Task statement:
Look through the records that follow. Copy every line containing the word "content".
BEGIN Exercise materials
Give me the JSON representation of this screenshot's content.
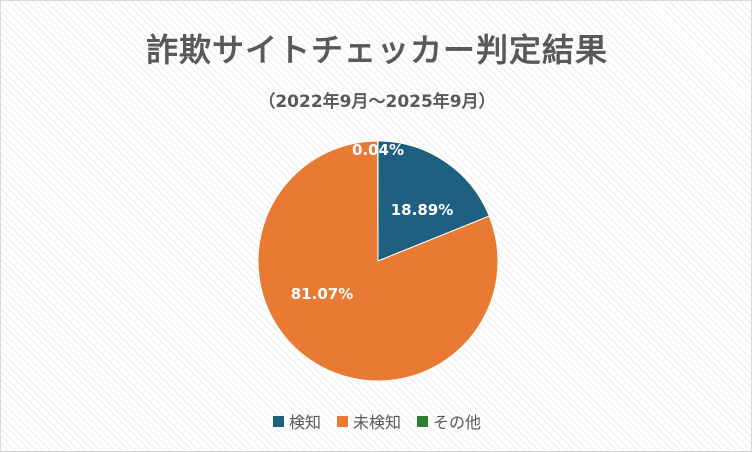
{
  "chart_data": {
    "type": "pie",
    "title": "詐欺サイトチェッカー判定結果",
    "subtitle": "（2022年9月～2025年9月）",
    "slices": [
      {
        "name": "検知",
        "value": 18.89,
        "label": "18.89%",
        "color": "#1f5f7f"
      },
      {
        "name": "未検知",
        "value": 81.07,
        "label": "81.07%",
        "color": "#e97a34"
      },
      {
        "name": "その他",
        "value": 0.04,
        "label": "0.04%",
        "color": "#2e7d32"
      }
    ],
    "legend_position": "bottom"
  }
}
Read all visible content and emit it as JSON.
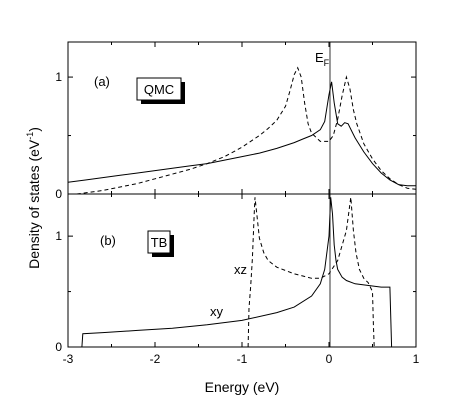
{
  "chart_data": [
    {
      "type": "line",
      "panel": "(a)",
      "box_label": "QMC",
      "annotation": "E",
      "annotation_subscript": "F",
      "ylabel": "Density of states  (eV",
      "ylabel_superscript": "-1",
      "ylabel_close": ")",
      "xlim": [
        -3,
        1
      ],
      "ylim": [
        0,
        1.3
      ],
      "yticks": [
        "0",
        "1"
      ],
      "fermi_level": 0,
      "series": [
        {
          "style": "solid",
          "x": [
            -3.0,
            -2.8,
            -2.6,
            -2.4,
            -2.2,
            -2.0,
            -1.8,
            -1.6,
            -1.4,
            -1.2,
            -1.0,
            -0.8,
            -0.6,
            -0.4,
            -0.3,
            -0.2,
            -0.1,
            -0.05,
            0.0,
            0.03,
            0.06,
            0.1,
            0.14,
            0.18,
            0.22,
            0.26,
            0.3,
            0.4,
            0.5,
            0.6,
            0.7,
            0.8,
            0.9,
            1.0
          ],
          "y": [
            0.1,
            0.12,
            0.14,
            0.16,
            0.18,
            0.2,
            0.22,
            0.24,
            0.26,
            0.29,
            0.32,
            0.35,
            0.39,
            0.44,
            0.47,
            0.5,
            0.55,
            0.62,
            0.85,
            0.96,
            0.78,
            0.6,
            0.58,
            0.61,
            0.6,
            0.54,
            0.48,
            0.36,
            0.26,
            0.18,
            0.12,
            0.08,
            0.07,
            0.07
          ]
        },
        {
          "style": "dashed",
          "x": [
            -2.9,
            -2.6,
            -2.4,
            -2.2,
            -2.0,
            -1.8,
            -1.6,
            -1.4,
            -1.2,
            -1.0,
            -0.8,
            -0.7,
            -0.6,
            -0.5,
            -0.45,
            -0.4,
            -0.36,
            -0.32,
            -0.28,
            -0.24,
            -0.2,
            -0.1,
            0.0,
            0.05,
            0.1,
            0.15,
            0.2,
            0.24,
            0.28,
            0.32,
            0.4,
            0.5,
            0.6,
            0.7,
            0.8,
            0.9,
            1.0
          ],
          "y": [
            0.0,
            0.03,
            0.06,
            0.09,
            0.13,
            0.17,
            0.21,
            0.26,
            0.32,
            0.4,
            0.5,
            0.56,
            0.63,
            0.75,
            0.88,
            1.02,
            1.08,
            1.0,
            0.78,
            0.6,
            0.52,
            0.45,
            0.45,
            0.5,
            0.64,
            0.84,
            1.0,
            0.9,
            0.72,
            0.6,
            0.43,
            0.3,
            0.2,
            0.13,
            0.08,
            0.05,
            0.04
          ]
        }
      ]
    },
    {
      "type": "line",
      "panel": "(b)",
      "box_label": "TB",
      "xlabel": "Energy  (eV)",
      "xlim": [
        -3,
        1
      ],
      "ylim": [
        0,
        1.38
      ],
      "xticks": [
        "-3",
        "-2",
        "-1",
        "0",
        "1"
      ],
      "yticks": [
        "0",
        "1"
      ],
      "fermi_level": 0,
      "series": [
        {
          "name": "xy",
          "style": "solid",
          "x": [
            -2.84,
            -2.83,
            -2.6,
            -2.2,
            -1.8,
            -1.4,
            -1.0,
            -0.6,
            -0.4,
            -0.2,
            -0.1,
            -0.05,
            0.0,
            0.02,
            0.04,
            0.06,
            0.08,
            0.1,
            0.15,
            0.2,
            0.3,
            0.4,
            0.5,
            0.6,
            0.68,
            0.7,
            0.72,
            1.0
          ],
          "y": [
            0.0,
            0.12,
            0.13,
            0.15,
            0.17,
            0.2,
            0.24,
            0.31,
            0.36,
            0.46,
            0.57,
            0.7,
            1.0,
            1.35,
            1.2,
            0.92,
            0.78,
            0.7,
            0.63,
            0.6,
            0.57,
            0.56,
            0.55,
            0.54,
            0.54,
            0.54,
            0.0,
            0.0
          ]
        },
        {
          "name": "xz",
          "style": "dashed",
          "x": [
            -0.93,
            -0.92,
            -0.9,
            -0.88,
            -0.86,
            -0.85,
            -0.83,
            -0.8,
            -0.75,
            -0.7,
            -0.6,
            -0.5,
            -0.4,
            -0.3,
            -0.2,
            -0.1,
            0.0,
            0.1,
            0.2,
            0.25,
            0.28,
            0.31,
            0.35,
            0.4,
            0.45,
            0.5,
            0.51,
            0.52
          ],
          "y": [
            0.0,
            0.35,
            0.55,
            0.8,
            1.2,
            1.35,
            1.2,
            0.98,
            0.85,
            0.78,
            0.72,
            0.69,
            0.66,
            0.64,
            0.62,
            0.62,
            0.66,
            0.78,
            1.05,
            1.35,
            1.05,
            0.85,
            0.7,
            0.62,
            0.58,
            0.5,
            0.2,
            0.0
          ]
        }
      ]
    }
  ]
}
END Exercise materials
Expected answer:
Give me the JSON representation of this screenshot's content.
Read all visible content and emit it as JSON.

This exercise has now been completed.